▶ **TASK TO CARRY OUT**: Print the entries verbatim, leaving out the images they contain.

____ RECORDED DATA

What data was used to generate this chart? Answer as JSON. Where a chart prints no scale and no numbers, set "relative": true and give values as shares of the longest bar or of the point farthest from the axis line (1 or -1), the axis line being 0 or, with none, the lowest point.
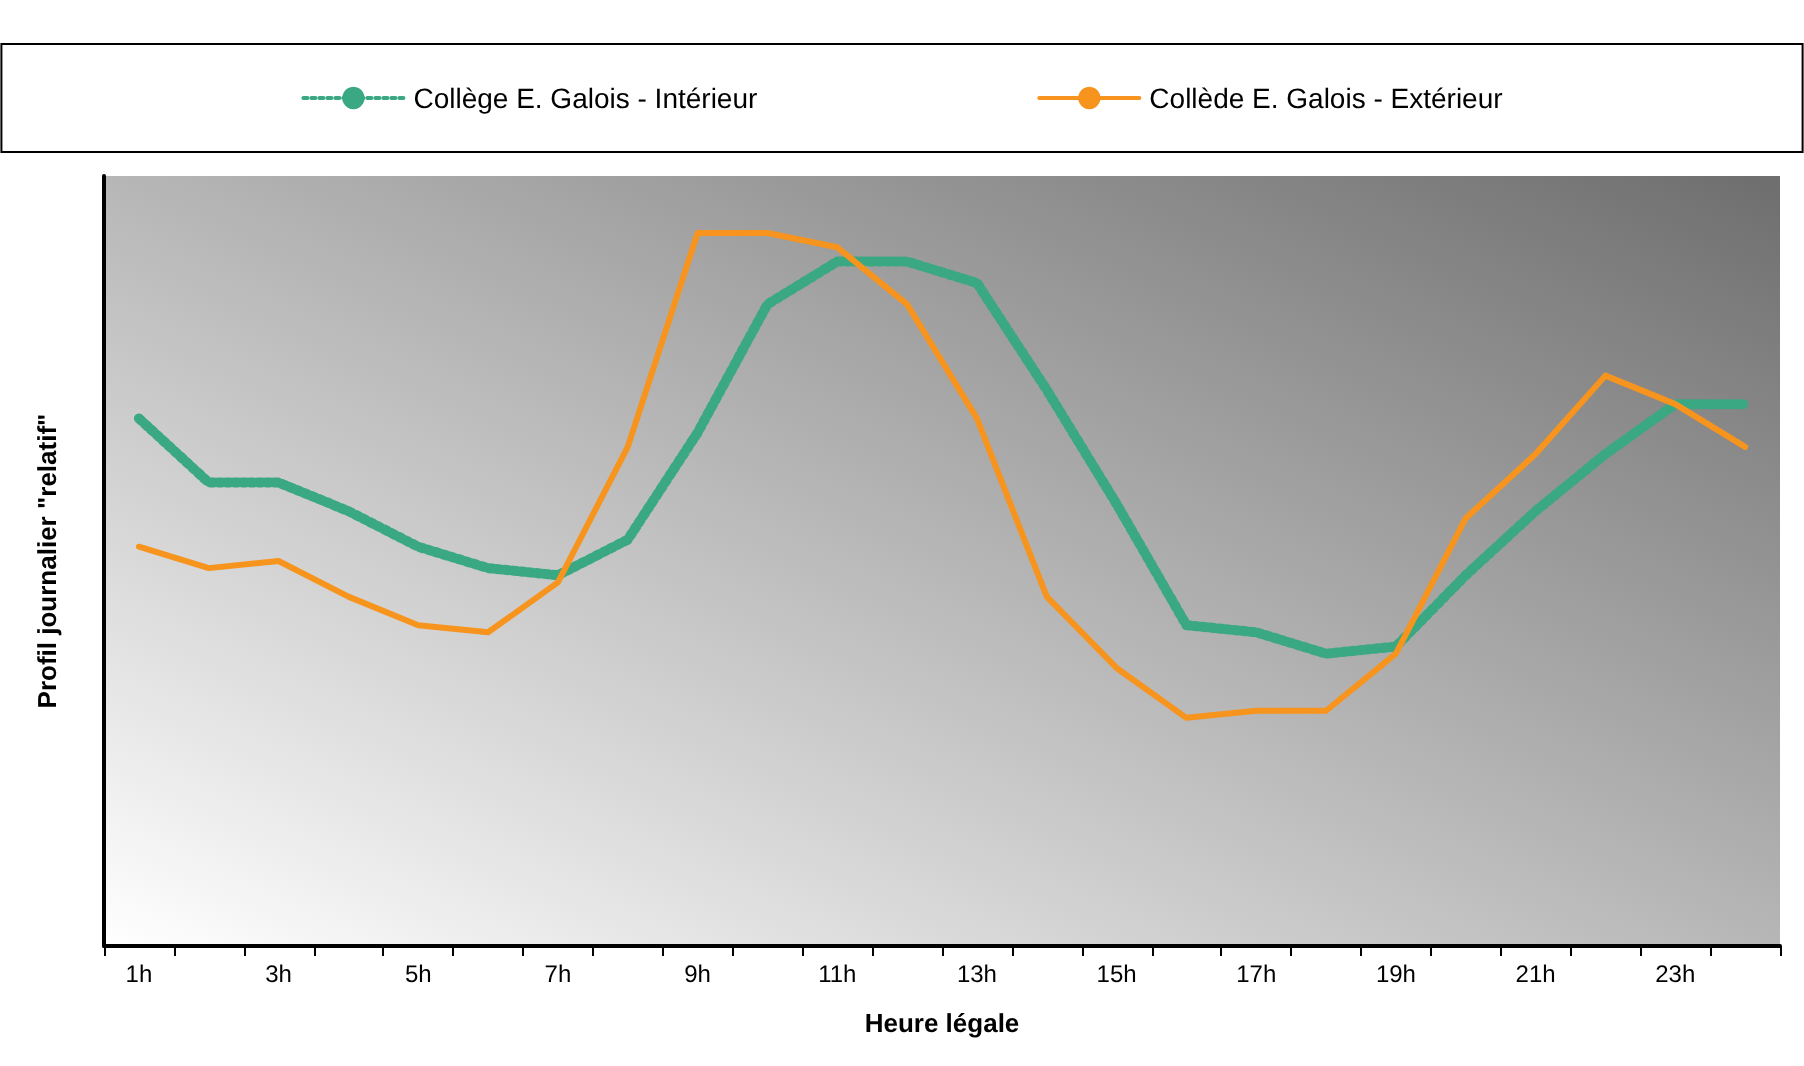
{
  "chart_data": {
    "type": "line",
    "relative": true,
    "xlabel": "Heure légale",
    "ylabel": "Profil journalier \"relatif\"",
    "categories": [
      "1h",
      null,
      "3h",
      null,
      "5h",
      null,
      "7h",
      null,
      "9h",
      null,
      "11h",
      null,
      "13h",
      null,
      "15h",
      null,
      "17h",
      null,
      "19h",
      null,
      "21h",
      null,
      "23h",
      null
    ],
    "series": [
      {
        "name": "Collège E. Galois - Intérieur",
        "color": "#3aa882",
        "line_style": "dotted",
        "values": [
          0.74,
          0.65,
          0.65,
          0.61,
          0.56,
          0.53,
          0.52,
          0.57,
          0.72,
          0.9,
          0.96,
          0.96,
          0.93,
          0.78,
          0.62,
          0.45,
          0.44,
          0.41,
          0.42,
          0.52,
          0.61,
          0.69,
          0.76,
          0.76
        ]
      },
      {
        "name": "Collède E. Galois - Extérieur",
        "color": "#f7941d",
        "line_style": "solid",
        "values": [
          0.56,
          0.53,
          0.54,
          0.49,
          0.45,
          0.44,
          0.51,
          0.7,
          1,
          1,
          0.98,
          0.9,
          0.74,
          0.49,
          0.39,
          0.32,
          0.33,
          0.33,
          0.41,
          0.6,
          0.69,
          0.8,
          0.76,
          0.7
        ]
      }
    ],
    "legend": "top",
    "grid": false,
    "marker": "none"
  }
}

________

▶ **TASK SOLUTION**:
What data was used to generate this chart? Answer as JSON. Where a chart prints no scale and no numbers, set "relative": true and give values as shares of the longest bar or of the point farthest from the axis line (1 or -1), the axis line being 0 or, with none, the lowest point.
{
  "chart_data": {
    "type": "line",
    "relative": true,
    "xlabel": "Heure légale",
    "ylabel": "Profil journalier \"relatif\"",
    "categories": [
      "1h",
      null,
      "3h",
      null,
      "5h",
      null,
      "7h",
      null,
      "9h",
      null,
      "11h",
      null,
      "13h",
      null,
      "15h",
      null,
      "17h",
      null,
      "19h",
      null,
      "21h",
      null,
      "23h",
      null
    ],
    "series": [
      {
        "name": "Collège E. Galois - Intérieur",
        "color": "#3aa882",
        "line_style": "dotted",
        "values": [
          0.74,
          0.65,
          0.65,
          0.61,
          0.56,
          0.53,
          0.52,
          0.57,
          0.72,
          0.9,
          0.96,
          0.96,
          0.93,
          0.78,
          0.62,
          0.45,
          0.44,
          0.41,
          0.42,
          0.52,
          0.61,
          0.69,
          0.76,
          0.76
        ]
      },
      {
        "name": "Collède E. Galois - Extérieur",
        "color": "#f7941d",
        "line_style": "solid",
        "values": [
          0.56,
          0.53,
          0.54,
          0.49,
          0.45,
          0.44,
          0.51,
          0.7,
          1,
          1,
          0.98,
          0.9,
          0.74,
          0.49,
          0.39,
          0.32,
          0.33,
          0.33,
          0.41,
          0.6,
          0.69,
          0.8,
          0.76,
          0.7
        ]
      }
    ],
    "legend": "top",
    "grid": false,
    "marker": "none"
  }
}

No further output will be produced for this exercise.